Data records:
__________

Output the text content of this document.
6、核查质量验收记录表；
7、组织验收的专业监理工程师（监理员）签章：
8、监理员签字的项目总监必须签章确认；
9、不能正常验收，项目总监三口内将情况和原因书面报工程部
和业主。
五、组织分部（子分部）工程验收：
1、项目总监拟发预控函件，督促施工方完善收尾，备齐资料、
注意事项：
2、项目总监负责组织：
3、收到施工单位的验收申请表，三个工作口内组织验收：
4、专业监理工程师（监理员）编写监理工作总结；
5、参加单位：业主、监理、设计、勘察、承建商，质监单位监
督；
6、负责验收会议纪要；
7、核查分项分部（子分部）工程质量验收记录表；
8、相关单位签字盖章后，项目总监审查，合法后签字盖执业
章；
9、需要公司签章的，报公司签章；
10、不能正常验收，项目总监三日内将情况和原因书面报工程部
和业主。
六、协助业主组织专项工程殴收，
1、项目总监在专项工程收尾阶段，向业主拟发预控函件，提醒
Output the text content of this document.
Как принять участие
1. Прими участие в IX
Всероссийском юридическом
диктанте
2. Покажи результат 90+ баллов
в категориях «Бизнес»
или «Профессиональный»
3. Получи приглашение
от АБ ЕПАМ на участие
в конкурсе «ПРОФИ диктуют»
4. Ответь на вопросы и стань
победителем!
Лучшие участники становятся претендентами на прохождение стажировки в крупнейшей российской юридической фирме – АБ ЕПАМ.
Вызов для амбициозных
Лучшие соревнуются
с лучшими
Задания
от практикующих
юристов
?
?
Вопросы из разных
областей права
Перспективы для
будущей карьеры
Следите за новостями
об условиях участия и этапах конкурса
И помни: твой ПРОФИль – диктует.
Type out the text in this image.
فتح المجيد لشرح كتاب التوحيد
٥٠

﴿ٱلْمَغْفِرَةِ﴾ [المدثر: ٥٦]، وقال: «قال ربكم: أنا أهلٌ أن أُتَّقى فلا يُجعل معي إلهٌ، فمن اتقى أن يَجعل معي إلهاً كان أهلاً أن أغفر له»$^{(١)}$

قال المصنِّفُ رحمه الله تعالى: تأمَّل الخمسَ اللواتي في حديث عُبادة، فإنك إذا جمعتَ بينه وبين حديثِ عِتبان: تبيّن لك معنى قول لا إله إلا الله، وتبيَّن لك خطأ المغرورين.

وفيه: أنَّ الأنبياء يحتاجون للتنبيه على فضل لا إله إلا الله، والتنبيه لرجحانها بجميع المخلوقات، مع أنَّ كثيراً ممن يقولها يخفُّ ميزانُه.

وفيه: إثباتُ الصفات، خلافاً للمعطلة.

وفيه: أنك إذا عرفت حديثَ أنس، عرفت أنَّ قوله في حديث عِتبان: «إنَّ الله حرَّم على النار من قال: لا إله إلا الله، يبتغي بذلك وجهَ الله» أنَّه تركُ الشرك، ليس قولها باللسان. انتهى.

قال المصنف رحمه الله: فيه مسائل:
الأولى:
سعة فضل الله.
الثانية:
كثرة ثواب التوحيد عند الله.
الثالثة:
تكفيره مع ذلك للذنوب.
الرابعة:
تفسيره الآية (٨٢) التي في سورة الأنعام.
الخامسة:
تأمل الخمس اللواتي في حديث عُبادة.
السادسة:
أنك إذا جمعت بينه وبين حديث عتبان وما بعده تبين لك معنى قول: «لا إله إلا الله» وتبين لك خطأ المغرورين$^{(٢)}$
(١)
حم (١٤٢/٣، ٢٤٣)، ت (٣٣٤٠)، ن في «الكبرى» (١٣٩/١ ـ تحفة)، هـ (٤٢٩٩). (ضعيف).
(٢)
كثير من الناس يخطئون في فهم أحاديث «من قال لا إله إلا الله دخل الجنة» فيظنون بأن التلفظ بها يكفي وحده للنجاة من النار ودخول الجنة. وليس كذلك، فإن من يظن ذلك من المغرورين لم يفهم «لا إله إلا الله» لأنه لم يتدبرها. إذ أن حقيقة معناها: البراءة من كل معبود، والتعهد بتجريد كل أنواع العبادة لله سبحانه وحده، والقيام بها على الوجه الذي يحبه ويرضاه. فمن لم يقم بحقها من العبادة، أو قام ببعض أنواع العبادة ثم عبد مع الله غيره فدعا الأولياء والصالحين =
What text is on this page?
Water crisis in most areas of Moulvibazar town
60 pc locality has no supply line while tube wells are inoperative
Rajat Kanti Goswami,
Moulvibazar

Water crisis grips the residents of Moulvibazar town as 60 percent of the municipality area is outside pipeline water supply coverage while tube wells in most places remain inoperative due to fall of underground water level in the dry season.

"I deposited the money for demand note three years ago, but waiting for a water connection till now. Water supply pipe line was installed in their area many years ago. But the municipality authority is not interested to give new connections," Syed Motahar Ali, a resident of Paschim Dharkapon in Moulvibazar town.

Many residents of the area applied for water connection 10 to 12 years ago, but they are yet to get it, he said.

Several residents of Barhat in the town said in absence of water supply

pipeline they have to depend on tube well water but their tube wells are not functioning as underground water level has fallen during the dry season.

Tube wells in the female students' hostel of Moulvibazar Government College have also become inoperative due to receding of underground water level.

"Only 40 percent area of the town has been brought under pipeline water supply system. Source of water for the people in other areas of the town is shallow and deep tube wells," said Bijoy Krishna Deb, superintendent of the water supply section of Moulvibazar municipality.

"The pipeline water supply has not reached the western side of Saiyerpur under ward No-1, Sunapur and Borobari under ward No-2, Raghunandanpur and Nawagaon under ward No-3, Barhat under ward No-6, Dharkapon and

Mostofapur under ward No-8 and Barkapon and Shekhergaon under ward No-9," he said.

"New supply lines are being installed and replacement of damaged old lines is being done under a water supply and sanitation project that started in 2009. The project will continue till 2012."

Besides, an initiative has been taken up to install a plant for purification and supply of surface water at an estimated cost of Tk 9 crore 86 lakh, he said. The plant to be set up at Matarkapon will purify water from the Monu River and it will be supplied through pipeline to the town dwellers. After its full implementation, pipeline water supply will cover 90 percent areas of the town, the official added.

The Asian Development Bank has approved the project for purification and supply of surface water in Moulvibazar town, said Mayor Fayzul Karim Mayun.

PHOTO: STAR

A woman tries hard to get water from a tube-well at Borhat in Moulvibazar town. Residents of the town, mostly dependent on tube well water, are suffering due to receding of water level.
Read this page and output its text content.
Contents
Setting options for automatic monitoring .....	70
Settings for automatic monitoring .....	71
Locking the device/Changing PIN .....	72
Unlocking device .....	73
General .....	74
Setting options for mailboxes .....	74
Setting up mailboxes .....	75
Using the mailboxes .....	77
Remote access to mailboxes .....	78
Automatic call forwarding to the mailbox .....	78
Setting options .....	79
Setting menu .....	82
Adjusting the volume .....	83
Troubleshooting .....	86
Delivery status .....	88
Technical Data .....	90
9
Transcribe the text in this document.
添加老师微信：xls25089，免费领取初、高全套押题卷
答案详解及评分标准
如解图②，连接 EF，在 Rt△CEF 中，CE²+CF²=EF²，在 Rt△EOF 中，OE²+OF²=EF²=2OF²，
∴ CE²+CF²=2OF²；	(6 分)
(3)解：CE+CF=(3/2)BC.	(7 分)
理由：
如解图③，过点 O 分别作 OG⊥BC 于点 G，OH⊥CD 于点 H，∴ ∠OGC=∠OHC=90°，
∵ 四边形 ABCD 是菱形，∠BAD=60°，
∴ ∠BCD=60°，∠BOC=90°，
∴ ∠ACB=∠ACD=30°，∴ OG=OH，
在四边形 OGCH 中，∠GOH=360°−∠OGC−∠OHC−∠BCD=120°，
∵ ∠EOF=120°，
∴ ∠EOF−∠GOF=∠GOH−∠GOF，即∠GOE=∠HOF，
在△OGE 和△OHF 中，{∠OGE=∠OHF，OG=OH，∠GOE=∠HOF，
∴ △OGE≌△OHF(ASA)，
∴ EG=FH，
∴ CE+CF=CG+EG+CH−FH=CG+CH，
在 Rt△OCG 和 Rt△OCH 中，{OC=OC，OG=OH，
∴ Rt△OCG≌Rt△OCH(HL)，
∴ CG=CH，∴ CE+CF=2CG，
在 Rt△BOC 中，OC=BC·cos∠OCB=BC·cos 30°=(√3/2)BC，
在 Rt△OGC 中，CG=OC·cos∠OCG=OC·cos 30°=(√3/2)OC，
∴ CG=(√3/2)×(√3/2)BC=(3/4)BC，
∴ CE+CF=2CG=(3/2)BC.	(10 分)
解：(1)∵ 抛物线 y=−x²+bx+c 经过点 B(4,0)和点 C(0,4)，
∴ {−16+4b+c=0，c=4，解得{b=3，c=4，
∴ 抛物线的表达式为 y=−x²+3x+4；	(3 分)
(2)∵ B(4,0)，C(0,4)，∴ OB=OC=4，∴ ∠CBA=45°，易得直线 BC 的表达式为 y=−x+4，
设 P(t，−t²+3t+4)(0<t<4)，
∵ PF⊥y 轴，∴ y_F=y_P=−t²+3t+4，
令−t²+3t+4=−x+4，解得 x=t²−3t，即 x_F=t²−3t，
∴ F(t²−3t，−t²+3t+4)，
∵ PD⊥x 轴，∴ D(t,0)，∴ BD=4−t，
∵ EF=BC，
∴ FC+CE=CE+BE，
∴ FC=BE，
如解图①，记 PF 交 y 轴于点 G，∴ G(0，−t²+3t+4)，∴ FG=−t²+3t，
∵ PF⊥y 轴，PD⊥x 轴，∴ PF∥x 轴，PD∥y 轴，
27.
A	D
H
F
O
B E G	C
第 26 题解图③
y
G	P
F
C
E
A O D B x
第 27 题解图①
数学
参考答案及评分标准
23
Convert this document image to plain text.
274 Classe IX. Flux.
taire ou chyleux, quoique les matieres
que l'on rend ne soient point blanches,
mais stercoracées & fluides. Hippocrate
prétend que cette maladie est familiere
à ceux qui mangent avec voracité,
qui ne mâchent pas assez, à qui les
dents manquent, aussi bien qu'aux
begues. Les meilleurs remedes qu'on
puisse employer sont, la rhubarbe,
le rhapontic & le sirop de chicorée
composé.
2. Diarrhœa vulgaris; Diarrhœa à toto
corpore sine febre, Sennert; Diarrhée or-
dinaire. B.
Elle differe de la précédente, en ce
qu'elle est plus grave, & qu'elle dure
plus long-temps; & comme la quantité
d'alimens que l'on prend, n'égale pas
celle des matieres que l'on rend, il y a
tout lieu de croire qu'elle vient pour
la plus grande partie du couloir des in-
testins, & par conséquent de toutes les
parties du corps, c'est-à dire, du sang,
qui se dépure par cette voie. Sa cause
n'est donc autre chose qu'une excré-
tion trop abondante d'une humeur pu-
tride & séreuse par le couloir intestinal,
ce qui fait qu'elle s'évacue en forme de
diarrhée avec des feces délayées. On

__________

Examine the records and pull out every line where the string "plus" occurs.

Reply:
qu'elle est plus grave, & qu'elle dure
plus long-temps; & comme la quantité
la plus grande partie du couloir des in-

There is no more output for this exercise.